Look through the data below. Show each line where the string "práce" occurs.

----- DATASET ROWS

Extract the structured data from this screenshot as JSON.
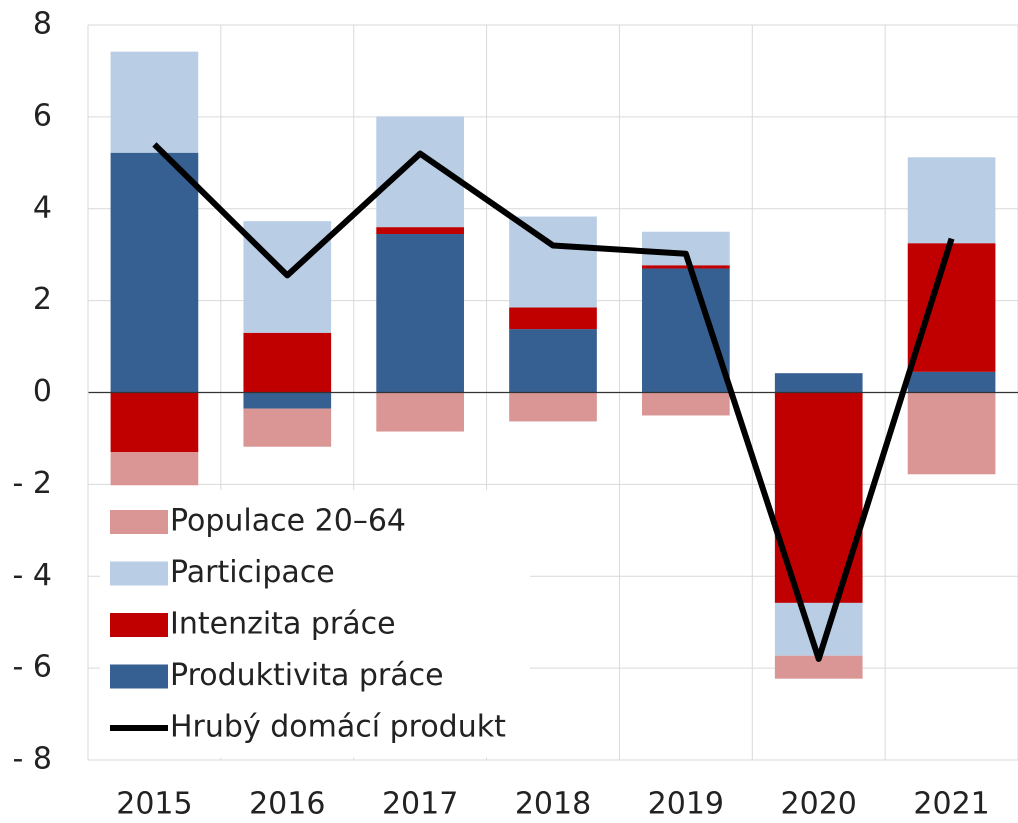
{
  "chart_data": {
    "type": "bar",
    "categories": [
      "2015",
      "2016",
      "2017",
      "2018",
      "2019",
      "2020",
      "2021"
    ],
    "series": [
      {
        "name": "Populace 20–64",
        "color": "#d99694",
        "values": [
          -0.72,
          -0.83,
          -0.85,
          -0.63,
          -0.5,
          -0.5,
          -1.78
        ]
      },
      {
        "name": "Participace",
        "color": "#b9cde5",
        "values": [
          2.2,
          2.43,
          2.41,
          1.98,
          0.73,
          -1.15,
          1.87
        ]
      },
      {
        "name": "Intenzita práce",
        "color": "#c00000",
        "values": [
          -1.3,
          1.3,
          0.15,
          0.47,
          0.07,
          -4.58,
          2.8
        ]
      },
      {
        "name": "Produktivita práce",
        "color": "#376092",
        "values": [
          5.22,
          -0.35,
          3.45,
          1.38,
          2.7,
          0.42,
          0.45
        ]
      },
      {
        "name": "Hrubý domácí produkt",
        "color": "#000000",
        "type": "line",
        "values": [
          5.4,
          2.55,
          5.2,
          3.2,
          3.02,
          -5.8,
          3.35
        ]
      }
    ],
    "stacked": true,
    "ylim": [
      -8,
      8
    ],
    "yticks": [
      {
        "value": -8,
        "label": "- 8"
      },
      {
        "value": -6,
        "label": "- 6"
      },
      {
        "value": -4,
        "label": "- 4"
      },
      {
        "value": -2,
        "label": "- 2"
      },
      0,
      2,
      4,
      6,
      8
    ],
    "grid": true,
    "legend": "lower left"
  }
}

----------

● SOLUTION TO THE EXERCISE:
        "name": "Intenzita práce",
        "name": "Produktivita práce",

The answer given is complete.